>> BEGIN Record list

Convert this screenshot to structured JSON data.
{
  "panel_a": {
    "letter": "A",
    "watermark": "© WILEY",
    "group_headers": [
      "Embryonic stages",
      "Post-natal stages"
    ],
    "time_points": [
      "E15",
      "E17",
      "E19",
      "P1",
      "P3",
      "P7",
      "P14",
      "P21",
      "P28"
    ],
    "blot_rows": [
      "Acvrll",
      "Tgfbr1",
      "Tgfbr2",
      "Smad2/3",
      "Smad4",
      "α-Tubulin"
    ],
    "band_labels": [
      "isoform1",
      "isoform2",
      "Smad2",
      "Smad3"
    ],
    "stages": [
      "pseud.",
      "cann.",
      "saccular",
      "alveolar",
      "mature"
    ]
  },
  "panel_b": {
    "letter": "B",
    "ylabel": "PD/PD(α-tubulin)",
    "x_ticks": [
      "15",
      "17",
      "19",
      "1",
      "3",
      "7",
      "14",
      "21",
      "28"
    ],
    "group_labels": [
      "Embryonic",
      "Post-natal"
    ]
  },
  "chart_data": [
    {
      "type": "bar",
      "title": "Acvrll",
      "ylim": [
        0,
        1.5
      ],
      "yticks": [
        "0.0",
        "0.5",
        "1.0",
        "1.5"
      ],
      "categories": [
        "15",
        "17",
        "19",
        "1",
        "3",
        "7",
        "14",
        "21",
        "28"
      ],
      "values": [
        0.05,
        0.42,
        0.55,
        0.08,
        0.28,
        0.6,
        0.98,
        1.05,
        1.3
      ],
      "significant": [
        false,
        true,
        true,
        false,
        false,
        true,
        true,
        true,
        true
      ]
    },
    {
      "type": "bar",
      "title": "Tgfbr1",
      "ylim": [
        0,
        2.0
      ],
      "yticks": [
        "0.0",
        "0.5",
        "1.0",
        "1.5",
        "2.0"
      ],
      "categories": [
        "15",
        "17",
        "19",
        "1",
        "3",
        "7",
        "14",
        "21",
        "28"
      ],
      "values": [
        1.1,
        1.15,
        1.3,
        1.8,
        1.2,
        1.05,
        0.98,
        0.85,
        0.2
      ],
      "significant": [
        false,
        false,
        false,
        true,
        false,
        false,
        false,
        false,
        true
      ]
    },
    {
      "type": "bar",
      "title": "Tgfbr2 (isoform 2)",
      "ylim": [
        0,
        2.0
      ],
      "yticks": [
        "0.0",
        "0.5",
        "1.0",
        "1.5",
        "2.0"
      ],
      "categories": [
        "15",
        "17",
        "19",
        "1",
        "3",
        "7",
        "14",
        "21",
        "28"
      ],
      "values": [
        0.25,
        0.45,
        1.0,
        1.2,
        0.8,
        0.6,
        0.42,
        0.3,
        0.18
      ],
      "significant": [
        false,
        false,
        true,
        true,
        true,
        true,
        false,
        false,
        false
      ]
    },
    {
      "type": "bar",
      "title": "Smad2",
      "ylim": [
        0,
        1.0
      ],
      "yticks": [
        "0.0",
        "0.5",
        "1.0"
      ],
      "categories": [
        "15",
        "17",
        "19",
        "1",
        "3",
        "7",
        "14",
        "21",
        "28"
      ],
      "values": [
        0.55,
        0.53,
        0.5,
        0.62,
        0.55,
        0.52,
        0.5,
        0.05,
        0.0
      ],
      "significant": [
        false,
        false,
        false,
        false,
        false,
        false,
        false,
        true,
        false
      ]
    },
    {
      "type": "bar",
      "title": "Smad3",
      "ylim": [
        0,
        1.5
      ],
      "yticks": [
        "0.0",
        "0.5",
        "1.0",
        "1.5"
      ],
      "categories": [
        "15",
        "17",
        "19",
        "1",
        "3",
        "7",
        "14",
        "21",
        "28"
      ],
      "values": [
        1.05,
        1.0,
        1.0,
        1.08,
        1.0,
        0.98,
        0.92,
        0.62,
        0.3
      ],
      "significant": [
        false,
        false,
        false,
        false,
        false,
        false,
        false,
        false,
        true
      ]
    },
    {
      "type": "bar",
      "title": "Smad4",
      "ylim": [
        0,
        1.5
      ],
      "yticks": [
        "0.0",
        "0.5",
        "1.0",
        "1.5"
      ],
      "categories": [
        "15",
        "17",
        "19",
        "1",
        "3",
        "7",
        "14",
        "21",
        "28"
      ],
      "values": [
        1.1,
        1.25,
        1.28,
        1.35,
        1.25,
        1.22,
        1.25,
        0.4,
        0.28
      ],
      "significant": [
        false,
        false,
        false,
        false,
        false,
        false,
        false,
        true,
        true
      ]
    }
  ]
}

>> END Record list

• **Requirements**
Could you reproduce every record above exactly as it appears?

• **Result for this task**
Convert this screenshot to structured JSON data.
{
  "panel_a": {
    "letter": "A",
    "watermark": "© WILEY",
    "group_headers": [
      "Embryonic stages",
      "Post-natal stages"
    ],
    "time_points": [
      "E15",
      "E17",
      "E19",
      "P1",
      "P3",
      "P7",
      "P14",
      "P21",
      "P28"
    ],
    "blot_rows": [
      "Acvrll",
      "Tgfbr1",
      "Tgfbr2",
      "Smad2/3",
      "Smad4",
      "α-Tubulin"
    ],
    "band_labels": [
      "isoform1",
      "isoform2",
      "Smad2",
      "Smad3"
    ],
    "stages": [
      "pseud.",
      "cann.",
      "saccular",
      "alveolar",
      "mature"
    ]
  },
  "panel_b": {
    "letter": "B",
    "ylabel": "PD/PD(α-tubulin)",
    "x_ticks": [
      "15",
      "17",
      "19",
      "1",
      "3",
      "7",
      "14",
      "21",
      "28"
    ],
    "group_labels": [
      "Embryonic",
      "Post-natal"
    ]
  },
  "chart_data": [
    {
      "type": "bar",
      "title": "Acvrll",
      "ylim": [
        0,
        1.5
      ],
      "yticks": [
        "0.0",
        "0.5",
        "1.0",
        "1.5"
      ],
      "categories": [
        "15",
        "17",
        "19",
        "1",
        "3",
        "7",
        "14",
        "21",
        "28"
      ],
      "values": [
        0.05,
        0.42,
        0.55,
        0.08,
        0.28,
        0.6,
        0.98,
        1.05,
        1.3
      ],
      "significant": [
        false,
        true,
        true,
        false,
        false,
        true,
        true,
        true,
        true
      ]
    },
    {
      "type": "bar",
      "title": "Tgfbr1",
      "ylim": [
        0,
        2.0
      ],
      "yticks": [
        "0.0",
        "0.5",
        "1.0",
        "1.5",
        "2.0"
      ],
      "categories": [
        "15",
        "17",
        "19",
        "1",
        "3",
        "7",
        "14",
        "21",
        "28"
      ],
      "values": [
        1.1,
        1.15,
        1.3,
        1.8,
        1.2,
        1.05,
        0.98,
        0.85,
        0.2
      ],
      "significant": [
        false,
        false,
        false,
        true,
        false,
        false,
        false,
        false,
        true
      ]
    },
    {
      "type": "bar",
      "title": "Tgfbr2 (isoform 2)",
      "ylim": [
        0,
        2.0
      ],
      "yticks": [
        "0.0",
        "0.5",
        "1.0",
        "1.5",
        "2.0"
      ],
      "categories": [
        "15",
        "17",
        "19",
        "1",
        "3",
        "7",
        "14",
        "21",
        "28"
      ],
      "values": [
        0.25,
        0.45,
        1.0,
        1.2,
        0.8,
        0.6,
        0.42,
        0.3,
        0.18
      ],
      "significant": [
        false,
        false,
        true,
        true,
        true,
        true,
        false,
        false,
        false
      ]
    },
    {
      "type": "bar",
      "title": "Smad2",
      "ylim": [
        0,
        1.0
      ],
      "yticks": [
        "0.0",
        "0.5",
        "1.0"
      ],
      "categories": [
        "15",
        "17",
        "19",
        "1",
        "3",
        "7",
        "14",
        "21",
        "28"
      ],
      "values": [
        0.55,
        0.53,
        0.5,
        0.62,
        0.55,
        0.52,
        0.5,
        0.05,
        0.0
      ],
      "significant": [
        false,
        false,
        false,
        false,
        false,
        false,
        false,
        true,
        false
      ]
    },
    {
      "type": "bar",
      "title": "Smad3",
      "ylim": [
        0,
        1.5
      ],
      "yticks": [
        "0.0",
        "0.5",
        "1.0",
        "1.5"
      ],
      "categories": [
        "15",
        "17",
        "19",
        "1",
        "3",
        "7",
        "14",
        "21",
        "28"
      ],
      "values": [
        1.05,
        1.0,
        1.0,
        1.08,
        1.0,
        0.98,
        0.92,
        0.62,
        0.3
      ],
      "significant": [
        false,
        false,
        false,
        false,
        false,
        false,
        false,
        false,
        true
      ]
    },
    {
      "type": "bar",
      "title": "Smad4",
      "ylim": [
        0,
        1.5
      ],
      "yticks": [
        "0.0",
        "0.5",
        "1.0",
        "1.5"
      ],
      "categories": [
        "15",
        "17",
        "19",
        "1",
        "3",
        "7",
        "14",
        "21",
        "28"
      ],
      "values": [
        1.1,
        1.25,
        1.28,
        1.35,
        1.25,
        1.22,
        1.25,
        0.4,
        0.28
      ],
      "significant": [
        false,
        false,
        false,
        false,
        false,
        false,
        false,
        true,
        true
      ]
    }
  ]
}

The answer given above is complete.